■ Short task
Each line of the material below that holds the word "come" needs to be copied.

──────── Extracted entries

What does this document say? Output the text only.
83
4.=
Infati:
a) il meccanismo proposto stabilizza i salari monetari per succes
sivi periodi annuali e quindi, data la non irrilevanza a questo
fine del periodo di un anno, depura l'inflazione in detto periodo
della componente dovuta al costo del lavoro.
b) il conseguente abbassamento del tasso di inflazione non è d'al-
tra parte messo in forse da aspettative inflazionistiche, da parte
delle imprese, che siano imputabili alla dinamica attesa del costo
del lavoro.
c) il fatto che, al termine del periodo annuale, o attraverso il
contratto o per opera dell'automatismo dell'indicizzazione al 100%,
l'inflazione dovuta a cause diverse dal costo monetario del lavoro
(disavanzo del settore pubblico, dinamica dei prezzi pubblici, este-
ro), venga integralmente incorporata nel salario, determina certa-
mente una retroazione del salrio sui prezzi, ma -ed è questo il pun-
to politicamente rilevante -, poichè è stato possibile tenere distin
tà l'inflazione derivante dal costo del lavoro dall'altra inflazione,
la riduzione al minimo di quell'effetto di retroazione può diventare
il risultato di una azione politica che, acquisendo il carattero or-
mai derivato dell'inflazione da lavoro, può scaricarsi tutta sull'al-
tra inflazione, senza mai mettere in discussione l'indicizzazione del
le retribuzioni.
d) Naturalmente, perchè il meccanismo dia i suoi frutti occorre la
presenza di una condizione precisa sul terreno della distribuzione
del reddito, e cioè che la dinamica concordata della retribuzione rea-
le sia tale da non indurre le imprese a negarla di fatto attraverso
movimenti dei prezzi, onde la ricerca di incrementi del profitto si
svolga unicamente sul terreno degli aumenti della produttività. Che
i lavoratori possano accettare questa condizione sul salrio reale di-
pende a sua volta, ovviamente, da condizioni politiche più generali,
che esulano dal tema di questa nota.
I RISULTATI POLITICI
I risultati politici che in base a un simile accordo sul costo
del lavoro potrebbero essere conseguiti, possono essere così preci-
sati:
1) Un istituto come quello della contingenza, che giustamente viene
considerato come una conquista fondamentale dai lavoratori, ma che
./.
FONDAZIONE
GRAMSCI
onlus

────────────────

■ Solved problem
1) Un istituto come quello della contingenza, che giustamente viene
considerato come una conquista fondamentale dai lavoratori, ma che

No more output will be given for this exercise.